From the article on brainstem stop neurons, extract the passage between "This episodic control" and "dedicated stop signal?", inclusive, copying it word for word.
[Exercise text]
‘Stop Neurons’ In Our Brainstem Make Us Halt When We Walk
A population of ‘stop cells’ in the brainstem is essential for the ability of mice to stop their locomotion, according to a new study by scientists at Karolinska Institutet in Sweden.
In an article published in the journal Cell, they report a brainstem pathway specifically dedicated to enforce locomotor arrest. Its selective activation stops locomotion, while its silencing favors it.
The study thus identifies a novel descending modality essential for gating the episodic nature of locomotor behavior.
Locomotion is an essential motor behaviour needed for survival in both humans and animals. It has an episodic nature: we move when we want or need and, equally well, we can terminate ongoing movements.
This episodic control has generally been attributed to descending excitatory signals in the brainstem that contact and activate neuronal circuits in the spinal cord. But is the stop of locomotion only due to a lack of activating signals from the brainstem or is there a dedicated stop signal?
Unexpected Excitatory Neurons
In the present study, the researchers Julien Bouvier and Vittorio Caggiano together with Professor Ole Kiehn and colleagues studied how the complex brainstem neuronal circuits control locomotion in mice. They used advanced methods, including optogenetics, which makes it possible to selectively activate specific groups of neurons with light, as well as genetic silencing to selectively block neuronal activity.
[/Exercise text]
[Provided material]
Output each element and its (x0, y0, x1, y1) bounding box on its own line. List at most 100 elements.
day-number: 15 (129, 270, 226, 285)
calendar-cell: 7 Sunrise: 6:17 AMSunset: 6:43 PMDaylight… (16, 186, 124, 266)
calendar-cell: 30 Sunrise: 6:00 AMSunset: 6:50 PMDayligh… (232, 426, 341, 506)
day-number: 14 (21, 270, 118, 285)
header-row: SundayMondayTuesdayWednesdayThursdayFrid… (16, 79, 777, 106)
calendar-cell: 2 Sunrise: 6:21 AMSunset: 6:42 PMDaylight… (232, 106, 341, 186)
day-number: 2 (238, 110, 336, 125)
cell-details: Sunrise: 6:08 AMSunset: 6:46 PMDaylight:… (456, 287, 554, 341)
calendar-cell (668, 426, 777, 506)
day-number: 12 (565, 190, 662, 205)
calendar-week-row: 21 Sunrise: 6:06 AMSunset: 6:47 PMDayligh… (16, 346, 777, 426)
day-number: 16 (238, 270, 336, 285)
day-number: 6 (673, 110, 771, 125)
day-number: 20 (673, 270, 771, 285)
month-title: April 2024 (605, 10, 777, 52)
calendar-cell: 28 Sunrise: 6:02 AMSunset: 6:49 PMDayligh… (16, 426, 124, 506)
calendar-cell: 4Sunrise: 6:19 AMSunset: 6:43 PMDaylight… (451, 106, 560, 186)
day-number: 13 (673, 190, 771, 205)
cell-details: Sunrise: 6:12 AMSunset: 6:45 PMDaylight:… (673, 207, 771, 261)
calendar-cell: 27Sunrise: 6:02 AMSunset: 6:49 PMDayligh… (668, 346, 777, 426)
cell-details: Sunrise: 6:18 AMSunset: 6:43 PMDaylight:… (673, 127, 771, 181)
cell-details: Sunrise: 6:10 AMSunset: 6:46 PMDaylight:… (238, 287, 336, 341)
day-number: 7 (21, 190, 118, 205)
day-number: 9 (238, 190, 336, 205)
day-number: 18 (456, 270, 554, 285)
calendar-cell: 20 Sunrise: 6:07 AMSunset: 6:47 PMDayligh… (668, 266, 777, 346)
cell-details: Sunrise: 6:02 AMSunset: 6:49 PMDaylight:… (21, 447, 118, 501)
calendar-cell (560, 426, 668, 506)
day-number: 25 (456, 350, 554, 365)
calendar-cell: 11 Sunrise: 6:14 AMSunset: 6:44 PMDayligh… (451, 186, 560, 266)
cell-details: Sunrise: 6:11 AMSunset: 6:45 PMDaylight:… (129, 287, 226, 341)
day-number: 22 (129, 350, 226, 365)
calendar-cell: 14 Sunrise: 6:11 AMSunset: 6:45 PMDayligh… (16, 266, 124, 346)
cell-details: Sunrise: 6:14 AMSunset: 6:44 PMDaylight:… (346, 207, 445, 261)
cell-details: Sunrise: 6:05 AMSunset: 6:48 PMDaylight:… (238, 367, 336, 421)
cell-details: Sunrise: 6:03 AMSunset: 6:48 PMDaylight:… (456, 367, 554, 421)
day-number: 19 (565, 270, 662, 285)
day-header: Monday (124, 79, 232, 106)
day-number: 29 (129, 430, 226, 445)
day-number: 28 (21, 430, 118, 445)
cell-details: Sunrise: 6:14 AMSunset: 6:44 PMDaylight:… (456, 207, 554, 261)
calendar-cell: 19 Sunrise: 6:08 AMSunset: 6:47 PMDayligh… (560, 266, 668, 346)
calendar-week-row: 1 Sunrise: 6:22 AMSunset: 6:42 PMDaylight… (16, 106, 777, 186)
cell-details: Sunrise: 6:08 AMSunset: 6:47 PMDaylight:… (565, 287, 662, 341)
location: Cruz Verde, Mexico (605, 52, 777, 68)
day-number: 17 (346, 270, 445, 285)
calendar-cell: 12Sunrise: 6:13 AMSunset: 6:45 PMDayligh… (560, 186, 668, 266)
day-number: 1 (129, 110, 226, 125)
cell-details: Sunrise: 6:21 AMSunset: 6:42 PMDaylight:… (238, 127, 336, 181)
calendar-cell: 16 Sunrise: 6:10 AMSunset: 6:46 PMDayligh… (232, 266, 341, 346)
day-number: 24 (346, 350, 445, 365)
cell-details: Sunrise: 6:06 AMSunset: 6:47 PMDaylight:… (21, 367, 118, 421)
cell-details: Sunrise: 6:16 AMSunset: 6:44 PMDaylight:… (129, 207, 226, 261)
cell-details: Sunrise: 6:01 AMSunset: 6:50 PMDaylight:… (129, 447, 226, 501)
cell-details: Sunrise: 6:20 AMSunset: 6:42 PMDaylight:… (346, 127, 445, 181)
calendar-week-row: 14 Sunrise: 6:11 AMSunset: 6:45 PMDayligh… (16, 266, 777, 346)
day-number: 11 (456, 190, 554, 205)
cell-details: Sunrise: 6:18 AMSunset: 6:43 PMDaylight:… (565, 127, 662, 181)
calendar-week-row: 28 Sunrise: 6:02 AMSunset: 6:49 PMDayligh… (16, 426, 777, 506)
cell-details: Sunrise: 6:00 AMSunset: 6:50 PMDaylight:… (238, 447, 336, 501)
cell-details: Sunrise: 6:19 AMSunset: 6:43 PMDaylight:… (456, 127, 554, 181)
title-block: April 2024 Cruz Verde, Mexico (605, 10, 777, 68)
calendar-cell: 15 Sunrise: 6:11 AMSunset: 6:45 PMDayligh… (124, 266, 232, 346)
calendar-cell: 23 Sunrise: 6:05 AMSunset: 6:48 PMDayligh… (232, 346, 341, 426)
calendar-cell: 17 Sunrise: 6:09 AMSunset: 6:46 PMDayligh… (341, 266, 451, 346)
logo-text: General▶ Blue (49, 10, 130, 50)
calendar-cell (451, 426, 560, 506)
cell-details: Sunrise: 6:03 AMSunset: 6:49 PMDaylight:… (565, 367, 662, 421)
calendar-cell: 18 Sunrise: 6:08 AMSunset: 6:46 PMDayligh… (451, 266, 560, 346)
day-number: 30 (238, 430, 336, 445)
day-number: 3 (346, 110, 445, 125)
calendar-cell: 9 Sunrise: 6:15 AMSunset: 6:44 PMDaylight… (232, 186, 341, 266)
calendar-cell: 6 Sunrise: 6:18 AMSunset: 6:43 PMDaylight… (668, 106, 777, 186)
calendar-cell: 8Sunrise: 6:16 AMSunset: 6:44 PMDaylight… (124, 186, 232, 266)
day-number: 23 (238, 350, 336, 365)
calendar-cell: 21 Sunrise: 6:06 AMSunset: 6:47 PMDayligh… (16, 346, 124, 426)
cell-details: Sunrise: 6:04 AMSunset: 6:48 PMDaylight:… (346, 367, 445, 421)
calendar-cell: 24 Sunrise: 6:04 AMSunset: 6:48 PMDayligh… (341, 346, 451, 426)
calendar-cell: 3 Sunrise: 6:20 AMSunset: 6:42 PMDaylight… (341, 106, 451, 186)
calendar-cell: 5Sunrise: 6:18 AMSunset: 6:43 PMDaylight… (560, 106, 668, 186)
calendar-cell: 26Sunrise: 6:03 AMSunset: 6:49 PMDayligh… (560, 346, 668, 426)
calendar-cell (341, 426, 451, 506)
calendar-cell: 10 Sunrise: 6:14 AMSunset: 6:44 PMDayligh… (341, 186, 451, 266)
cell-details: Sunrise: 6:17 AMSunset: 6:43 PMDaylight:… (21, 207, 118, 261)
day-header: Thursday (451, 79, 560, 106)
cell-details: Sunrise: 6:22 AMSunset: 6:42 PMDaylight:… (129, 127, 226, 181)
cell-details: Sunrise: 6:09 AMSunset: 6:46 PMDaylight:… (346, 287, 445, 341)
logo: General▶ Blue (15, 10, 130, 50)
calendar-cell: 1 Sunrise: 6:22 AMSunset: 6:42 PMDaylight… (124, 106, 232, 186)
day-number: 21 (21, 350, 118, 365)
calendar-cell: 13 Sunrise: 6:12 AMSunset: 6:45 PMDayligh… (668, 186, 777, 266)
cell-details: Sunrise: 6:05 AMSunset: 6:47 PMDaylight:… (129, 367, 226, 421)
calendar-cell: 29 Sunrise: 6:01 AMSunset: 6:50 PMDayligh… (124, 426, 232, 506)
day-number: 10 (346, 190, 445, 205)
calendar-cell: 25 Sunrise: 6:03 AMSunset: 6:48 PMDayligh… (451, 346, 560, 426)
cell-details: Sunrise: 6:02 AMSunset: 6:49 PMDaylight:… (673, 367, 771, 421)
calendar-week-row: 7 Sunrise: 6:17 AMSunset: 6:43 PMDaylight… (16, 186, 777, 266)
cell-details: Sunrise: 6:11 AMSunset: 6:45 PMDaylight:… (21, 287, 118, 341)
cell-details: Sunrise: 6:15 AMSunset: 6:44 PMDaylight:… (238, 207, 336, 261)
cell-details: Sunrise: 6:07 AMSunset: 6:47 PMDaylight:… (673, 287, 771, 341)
[/Provided material]
Solution below ->
This episodic control has generally been attributed to descending excitatory signals in the brainstem that contact and activate neuronal circuits in the spinal cord. But is the stop of locomotion only due to a lack of activating signals from the brainstem or is there a dedicated stop signal?